GIVEN TASK 1: Can you quote the passage on tawny identifiers between "With tawny, the" and "a first-class function.", inclusive?
>> start TEXT SEGMENT
However, semantics-free identifiers do not come for free; they also have significant disadvantages, mainly that they make the life of developers harder and code less readable (http://www.russet.org.uk/blog/2040). I’ve previously suggested solutions to this problem when it afflicts OWL Manchester syntax (http://www.russet.org.uk/blog/1470).

With tawny, the IRIs that are used to identify concepts can easily be separated from the clojure symbols that are used to identify them; the initial link between them was simply one of convienience. So supporting numeric IRIs was possible with very little adjustment of the core owl.clj required one fixed function call to become a call to a first-class function.

One of purposes of tawny is to enable to a more agile development methodology than we have at present, so clearly I did not want the developer to have to manage this process by hand. Moreover, as recent discussions on the OBI mailing list, the issue of co-ordination of identifiers can be a significant difficult. As James Malone has recently described, there the URIgen tool offers a solution to this problem (http://jamesmaloneebi.blogspot.co.uk/2013/04/keeping-it-agile-secret-to-fitter.html). Simon Jupp who is the primary developer of URIgen kindly discussed the details with me, which has helped me form my ideas about a suitable workflow, and I have borrowed heavily from URIgen (and the protege plugin) for this. While I will probably implement a URIgen client for tawny in the future, my initial approach uses a slightly different idea. In general, with tawny, I have been advocating using standard software development tools, instead of specific ontology ones (http://www.russet.org.uk/blog/2366); rather than co-ordinating developers through the use of a centralised server, it seems to me to make more sense to use whatever version control system. To that end, I have implemented a file based system for storing identifiers; given that most bio-ontologies remain under the 50,000 terms size, I think that this is plausible, especially as it is simply in tawny to modularise the source (if not the ontology which remains a hard research problem). In this case, I have used a properties files, since it is a simple and human-readable format.
>> end TEXT SEGMENT
>> start SUPPLIED MATERIAL
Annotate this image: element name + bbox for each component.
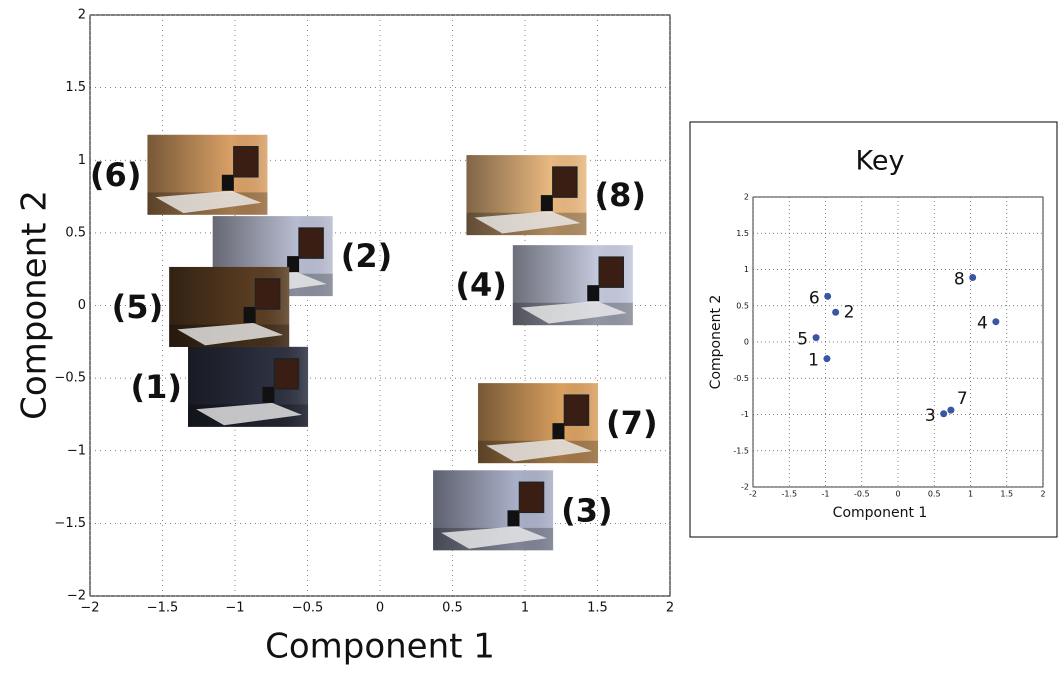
key-box — [690, 122, 1057, 537]
thumb-frame — [564, 395, 588, 425]
x-axis-label: Component 1 — [265, 627, 495, 667]
thumb-chair — [262, 387, 274, 403]
x-tick-label: 0 — [895, 490, 900, 499]
thumb-chair — [508, 510, 520, 526]
thumb-frame — [256, 279, 280, 309]
y-tick-label: 1 — [78, 153, 86, 168]
point-label: 4 — [977, 314, 988, 334]
y-tick-label: 1.5 — [736, 229, 749, 238]
image-label: (4) — [455, 266, 507, 304]
point — [947, 407, 954, 414]
y-tick-label: 0.5 — [736, 301, 749, 310]
thumb-chair — [541, 195, 553, 211]
y-tick-label: 0.5 — [65, 225, 86, 240]
thumb-frame — [234, 147, 258, 177]
x-tick-label: 0 — [376, 601, 384, 616]
thumbnail — [169, 267, 289, 347]
point — [969, 274, 976, 281]
x-tick-label: −1.5 — [147, 601, 179, 616]
x-tick-label: 2 — [1040, 490, 1045, 499]
y-tick-label: -2 — [741, 483, 749, 492]
point — [813, 334, 820, 341]
point-label: 5 — [797, 330, 808, 350]
y-tick-label: −0.5 — [54, 371, 86, 386]
y-axis-label: Component 2 — [15, 190, 55, 420]
y-tick-label: -1 — [741, 410, 749, 419]
x-tick-label: −1 — [225, 601, 244, 616]
y-tick-label: -0.5 — [733, 374, 749, 383]
x-tick-label: 0.5 — [928, 490, 941, 499]
x-tick-label: 1 — [521, 601, 529, 616]
thumb-frame — [553, 167, 577, 197]
thumbnail — [478, 383, 598, 463]
thumb-frame — [274, 359, 298, 389]
thumb-chair — [222, 175, 234, 191]
x-tick-label: -1 — [822, 490, 830, 499]
thumb-chair — [552, 423, 564, 439]
thumbnail — [147, 135, 267, 215]
thumbnail — [433, 470, 553, 550]
y-tick-label: 2 — [744, 193, 749, 202]
thumb-frame — [599, 257, 623, 287]
y-tick-label: 1 — [744, 265, 749, 274]
point-label: 8 — [954, 269, 965, 289]
image-label: (2) — [341, 237, 393, 275]
thumb-frame — [520, 482, 544, 512]
figure: Component 1 Component 2 Key Component 1 … — [0, 0, 1060, 672]
x-tick-label: -2 — [749, 490, 757, 499]
thumb-chair — [587, 285, 599, 301]
thumb-chair — [244, 307, 256, 323]
page: {"chart_data": [ {"type": "image-scatter… — [0, 0, 1060, 672]
point — [823, 355, 830, 362]
thumb-frame — [299, 228, 323, 258]
point — [940, 410, 947, 417]
image-label: (6) — [90, 156, 142, 194]
x-tick-label: -1.5 — [781, 490, 797, 499]
key-title: Key — [856, 146, 905, 177]
point-label: 1 — [808, 351, 819, 371]
y-tick-label: 0 — [78, 298, 86, 313]
x-tick-label: −0.5 — [292, 601, 324, 616]
key-x-label: Component 1 — [833, 505, 928, 521]
image-label: (7) — [606, 404, 658, 442]
point — [824, 293, 831, 300]
point-label: 7 — [957, 389, 968, 409]
y-tick-label: 2 — [78, 8, 86, 23]
point-label: 6 — [809, 288, 820, 308]
image-label: (3) — [561, 491, 613, 529]
point — [992, 318, 999, 325]
point-label: 3 — [925, 406, 936, 426]
y-tick-label: 1.5 — [65, 80, 86, 95]
x-tick-label: 1 — [968, 490, 973, 499]
thumbnail — [466, 155, 586, 235]
y-tick-label: -1.5 — [733, 446, 749, 455]
x-tick-label: -0.5 — [854, 490, 870, 499]
image-label: (5) — [112, 288, 164, 326]
x-tick-label: 1.5 — [1000, 490, 1013, 499]
x-tick-label: 0.5 — [442, 601, 463, 616]
point-label: 2 — [844, 302, 855, 322]
x-tick-label: 2 — [666, 601, 674, 616]
y-tick-label: −1 — [67, 443, 86, 458]
y-tick-label: −2 — [67, 589, 86, 604]
image-label: (8) — [594, 176, 646, 214]
y-tick-label: −1.5 — [54, 516, 86, 531]
y-tick-label: 0 — [744, 338, 749, 347]
thumbnail — [188, 347, 308, 427]
x-tick-label: 1.5 — [587, 601, 608, 616]
thumbnail — [513, 245, 633, 325]
key-y-label: Component 2 — [708, 295, 724, 390]
point — [832, 309, 839, 316]
image-label: (1) — [131, 368, 183, 406]
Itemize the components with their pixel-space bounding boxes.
>> end SUPPLIED MATERIAL
GIVEN TASK 2: Could you print only the lines of the entries above that fall between the lines holding "key-box — [690, 122, 1057, 537]" and "point — [947, 407, 954, 414]", inclusive?

EXERCISE ANSWER 1:
With tawny, the IRIs that are used to identify concepts can easily be separated from the clojure symbols that are used to identify them; the initial link between them was simply one of convienience. So supporting numeric IRIs was possible with very little adjustment of the core owl.clj required one fixed function call to become a call to a first-class function.

EXERCISE ANSWER 2:
key-box — [690, 122, 1057, 537]
thumb-frame — [564, 395, 588, 425]
x-axis-label: Component 1 — [265, 627, 495, 667]
thumb-chair — [262, 387, 274, 403]
x-tick-label: 0 — [895, 490, 900, 499]
thumb-chair — [508, 510, 520, 526]
thumb-frame — [256, 279, 280, 309]
y-tick-label: 1 — [78, 153, 86, 168]
point-label: 4 — [977, 314, 988, 334]
y-tick-label: 1.5 — [736, 229, 749, 238]
image-label: (4) — [455, 266, 507, 304]
point — [947, 407, 954, 414]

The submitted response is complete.